Extracted records:
□ □ □ □ □

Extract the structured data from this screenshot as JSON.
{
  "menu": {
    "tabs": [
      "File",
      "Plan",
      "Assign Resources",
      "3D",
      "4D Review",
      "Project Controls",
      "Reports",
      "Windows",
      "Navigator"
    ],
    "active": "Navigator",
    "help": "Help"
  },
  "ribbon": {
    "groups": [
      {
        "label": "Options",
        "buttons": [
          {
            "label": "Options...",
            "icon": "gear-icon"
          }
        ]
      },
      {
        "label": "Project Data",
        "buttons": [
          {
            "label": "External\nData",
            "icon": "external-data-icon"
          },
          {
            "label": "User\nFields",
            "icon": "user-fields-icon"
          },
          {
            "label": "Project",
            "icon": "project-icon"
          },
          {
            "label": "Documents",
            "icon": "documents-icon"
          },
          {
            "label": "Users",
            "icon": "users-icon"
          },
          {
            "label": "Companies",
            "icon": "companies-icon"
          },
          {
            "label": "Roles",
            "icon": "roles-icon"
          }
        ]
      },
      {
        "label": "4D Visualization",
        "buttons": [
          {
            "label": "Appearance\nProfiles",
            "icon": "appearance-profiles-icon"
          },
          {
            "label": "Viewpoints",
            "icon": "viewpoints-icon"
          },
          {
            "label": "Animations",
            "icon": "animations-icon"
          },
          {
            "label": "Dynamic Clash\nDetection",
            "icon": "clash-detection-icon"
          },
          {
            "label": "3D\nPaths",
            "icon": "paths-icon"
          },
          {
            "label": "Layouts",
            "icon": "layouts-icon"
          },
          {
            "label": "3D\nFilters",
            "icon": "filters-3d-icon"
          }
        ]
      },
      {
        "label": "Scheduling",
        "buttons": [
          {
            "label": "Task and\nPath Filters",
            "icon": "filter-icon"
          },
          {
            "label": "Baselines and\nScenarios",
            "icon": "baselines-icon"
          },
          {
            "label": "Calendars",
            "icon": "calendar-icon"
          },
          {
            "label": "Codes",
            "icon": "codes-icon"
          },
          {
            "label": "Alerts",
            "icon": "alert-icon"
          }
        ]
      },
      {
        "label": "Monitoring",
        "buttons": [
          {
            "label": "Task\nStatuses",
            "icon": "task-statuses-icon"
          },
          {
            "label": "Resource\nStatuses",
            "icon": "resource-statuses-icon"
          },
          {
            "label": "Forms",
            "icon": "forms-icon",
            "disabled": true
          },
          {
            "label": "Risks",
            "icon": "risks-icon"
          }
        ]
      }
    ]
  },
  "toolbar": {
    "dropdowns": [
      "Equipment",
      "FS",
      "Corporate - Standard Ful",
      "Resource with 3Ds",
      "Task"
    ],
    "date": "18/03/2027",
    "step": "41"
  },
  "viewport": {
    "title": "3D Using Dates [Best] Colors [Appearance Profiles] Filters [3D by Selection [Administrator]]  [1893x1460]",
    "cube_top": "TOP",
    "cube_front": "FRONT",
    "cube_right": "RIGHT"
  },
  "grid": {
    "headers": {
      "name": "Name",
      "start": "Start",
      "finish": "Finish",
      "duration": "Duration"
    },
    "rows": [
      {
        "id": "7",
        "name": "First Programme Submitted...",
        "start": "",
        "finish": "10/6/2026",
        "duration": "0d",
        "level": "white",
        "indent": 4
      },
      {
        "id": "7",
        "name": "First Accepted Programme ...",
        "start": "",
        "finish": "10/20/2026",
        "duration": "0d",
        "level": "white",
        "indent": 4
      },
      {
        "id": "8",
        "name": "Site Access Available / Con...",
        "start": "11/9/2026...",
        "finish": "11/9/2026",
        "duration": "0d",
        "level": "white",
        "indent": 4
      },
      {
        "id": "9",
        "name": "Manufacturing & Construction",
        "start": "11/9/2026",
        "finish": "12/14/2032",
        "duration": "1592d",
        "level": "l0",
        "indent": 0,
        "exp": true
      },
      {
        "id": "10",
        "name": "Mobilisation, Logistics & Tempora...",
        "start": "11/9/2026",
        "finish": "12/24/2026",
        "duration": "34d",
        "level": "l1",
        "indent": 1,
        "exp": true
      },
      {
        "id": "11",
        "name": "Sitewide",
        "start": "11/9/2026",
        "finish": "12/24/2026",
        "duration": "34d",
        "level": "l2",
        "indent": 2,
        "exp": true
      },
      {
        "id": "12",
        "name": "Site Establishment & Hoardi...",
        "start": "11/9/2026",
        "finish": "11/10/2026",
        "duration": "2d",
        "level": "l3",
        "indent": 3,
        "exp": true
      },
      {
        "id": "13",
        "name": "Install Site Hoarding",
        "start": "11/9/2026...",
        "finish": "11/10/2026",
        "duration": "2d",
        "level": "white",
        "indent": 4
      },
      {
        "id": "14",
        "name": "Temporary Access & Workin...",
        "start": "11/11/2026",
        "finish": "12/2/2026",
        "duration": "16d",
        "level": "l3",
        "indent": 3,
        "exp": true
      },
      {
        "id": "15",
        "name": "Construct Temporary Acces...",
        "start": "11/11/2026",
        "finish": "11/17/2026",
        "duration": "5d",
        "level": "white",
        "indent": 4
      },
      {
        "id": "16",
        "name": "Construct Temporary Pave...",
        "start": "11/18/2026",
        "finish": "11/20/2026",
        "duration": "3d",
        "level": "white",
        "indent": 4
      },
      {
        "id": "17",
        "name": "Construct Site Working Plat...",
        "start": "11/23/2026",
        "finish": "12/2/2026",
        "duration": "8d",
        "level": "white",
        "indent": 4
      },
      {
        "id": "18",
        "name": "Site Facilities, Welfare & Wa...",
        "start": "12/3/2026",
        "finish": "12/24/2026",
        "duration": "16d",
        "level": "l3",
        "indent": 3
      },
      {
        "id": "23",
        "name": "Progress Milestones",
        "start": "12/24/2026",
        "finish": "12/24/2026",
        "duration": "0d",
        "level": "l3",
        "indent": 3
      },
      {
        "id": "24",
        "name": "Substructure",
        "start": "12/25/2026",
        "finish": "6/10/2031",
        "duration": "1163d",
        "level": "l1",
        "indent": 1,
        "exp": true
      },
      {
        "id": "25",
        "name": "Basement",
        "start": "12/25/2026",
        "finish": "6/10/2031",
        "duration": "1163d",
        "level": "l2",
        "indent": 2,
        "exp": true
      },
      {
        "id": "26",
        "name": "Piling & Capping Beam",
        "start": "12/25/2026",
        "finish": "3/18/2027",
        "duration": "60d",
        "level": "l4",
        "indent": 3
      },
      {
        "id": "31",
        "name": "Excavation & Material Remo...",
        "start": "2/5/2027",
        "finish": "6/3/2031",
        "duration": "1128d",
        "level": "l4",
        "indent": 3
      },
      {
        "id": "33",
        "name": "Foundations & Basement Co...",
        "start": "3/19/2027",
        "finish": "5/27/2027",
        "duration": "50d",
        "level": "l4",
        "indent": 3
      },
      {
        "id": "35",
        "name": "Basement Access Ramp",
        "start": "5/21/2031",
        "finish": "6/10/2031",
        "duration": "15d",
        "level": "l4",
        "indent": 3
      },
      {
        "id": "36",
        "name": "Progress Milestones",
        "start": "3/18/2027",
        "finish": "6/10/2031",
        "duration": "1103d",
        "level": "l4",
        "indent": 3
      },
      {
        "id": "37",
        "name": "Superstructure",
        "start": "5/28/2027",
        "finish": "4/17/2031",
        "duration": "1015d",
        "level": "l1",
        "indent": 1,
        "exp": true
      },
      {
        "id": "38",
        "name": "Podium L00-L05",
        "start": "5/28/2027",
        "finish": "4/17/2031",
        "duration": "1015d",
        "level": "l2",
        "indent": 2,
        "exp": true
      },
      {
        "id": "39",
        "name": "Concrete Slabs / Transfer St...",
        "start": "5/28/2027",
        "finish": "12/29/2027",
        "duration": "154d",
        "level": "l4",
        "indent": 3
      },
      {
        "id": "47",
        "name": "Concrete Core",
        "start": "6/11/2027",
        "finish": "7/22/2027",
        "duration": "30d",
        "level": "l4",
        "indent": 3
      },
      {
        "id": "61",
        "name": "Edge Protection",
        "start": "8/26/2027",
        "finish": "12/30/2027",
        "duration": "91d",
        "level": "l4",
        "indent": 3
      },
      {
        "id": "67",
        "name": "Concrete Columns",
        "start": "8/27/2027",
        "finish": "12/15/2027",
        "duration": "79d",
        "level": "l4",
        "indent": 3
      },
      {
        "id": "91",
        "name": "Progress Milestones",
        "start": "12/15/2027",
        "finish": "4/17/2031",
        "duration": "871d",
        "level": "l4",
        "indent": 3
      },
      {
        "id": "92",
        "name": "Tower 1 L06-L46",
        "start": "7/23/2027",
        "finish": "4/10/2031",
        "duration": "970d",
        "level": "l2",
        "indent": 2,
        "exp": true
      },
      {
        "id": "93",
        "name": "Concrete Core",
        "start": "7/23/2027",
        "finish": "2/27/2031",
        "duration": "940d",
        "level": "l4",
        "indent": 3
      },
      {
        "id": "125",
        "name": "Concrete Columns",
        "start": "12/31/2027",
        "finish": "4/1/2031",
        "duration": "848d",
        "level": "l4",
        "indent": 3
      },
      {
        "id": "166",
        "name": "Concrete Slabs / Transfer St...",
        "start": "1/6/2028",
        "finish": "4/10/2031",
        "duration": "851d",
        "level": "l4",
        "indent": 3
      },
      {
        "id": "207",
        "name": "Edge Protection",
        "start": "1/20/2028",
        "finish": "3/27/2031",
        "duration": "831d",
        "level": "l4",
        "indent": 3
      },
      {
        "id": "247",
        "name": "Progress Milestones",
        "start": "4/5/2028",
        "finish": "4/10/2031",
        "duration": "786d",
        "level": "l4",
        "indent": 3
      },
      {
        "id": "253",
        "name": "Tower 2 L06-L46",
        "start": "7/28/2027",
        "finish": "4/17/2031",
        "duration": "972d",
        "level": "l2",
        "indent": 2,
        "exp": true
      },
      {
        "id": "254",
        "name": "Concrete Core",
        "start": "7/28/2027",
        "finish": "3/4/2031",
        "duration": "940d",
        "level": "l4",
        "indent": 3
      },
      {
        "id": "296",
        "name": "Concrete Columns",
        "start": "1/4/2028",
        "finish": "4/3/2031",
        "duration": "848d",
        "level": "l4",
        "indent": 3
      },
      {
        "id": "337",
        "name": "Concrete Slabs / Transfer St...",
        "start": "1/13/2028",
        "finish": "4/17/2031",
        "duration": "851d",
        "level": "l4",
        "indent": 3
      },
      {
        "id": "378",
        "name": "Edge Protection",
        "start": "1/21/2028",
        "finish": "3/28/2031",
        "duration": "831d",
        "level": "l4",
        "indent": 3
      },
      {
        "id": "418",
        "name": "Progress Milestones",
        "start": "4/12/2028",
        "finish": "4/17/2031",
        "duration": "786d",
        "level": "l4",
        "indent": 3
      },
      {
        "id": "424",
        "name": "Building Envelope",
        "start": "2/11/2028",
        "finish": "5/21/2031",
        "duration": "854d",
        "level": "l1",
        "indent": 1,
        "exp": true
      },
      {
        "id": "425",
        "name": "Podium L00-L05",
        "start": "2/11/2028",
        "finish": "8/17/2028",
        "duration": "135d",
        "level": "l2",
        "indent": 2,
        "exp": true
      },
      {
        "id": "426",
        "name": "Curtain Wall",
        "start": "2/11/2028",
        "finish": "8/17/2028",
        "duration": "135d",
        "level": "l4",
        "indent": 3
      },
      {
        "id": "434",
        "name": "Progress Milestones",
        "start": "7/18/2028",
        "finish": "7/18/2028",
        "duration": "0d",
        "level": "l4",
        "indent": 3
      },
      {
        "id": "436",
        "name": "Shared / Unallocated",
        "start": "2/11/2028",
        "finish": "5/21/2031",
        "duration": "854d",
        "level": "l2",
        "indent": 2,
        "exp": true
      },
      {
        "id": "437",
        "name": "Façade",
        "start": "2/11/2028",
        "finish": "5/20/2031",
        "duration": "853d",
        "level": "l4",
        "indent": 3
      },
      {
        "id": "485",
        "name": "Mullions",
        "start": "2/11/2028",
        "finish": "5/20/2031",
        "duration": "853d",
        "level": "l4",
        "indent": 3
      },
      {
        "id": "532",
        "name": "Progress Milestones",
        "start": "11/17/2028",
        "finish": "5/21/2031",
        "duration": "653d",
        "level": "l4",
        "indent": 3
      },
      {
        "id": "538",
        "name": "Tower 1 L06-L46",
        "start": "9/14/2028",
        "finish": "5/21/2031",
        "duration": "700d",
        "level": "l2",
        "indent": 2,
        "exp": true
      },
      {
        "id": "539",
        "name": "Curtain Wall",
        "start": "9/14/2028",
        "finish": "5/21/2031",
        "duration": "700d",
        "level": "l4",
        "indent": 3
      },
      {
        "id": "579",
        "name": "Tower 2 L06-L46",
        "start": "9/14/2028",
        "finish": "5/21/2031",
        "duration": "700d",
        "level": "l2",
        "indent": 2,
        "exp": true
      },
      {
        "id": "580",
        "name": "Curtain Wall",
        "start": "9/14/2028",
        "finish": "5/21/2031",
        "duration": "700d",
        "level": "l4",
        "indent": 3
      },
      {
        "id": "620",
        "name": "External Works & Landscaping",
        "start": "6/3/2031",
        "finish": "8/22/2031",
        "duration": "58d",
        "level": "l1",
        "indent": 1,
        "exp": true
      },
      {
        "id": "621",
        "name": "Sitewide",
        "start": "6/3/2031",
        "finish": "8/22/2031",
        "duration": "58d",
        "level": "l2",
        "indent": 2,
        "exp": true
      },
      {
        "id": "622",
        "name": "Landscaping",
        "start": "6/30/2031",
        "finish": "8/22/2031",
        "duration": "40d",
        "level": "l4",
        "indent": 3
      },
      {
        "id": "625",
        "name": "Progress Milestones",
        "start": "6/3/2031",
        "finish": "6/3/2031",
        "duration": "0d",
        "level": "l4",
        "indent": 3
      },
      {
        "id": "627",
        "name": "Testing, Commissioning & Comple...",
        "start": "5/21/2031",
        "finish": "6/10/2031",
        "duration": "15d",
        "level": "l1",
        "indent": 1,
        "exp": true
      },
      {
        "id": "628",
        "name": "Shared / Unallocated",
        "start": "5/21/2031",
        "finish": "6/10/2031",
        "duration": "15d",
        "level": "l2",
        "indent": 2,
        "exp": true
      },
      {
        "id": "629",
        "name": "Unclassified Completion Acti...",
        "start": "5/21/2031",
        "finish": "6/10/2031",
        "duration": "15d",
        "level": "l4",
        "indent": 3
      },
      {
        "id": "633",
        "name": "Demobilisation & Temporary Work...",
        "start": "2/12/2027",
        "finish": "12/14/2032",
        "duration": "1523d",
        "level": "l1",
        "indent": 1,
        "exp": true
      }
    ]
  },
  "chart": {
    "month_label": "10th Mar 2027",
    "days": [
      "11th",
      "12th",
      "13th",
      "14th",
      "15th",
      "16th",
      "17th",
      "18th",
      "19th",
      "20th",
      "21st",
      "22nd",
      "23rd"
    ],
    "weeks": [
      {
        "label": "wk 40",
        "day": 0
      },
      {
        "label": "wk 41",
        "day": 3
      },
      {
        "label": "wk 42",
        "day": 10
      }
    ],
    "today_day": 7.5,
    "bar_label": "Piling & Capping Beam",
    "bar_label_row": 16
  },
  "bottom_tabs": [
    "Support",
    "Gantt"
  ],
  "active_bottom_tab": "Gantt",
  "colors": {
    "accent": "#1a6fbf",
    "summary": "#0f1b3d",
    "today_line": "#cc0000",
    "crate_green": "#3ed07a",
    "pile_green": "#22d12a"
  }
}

□ □ □ □ □

Search the lines for the string "Beam" and copy every line that has it.

        "name": "Piling & Capping Beam",
    "bar_label": "Piling & Capping Beam",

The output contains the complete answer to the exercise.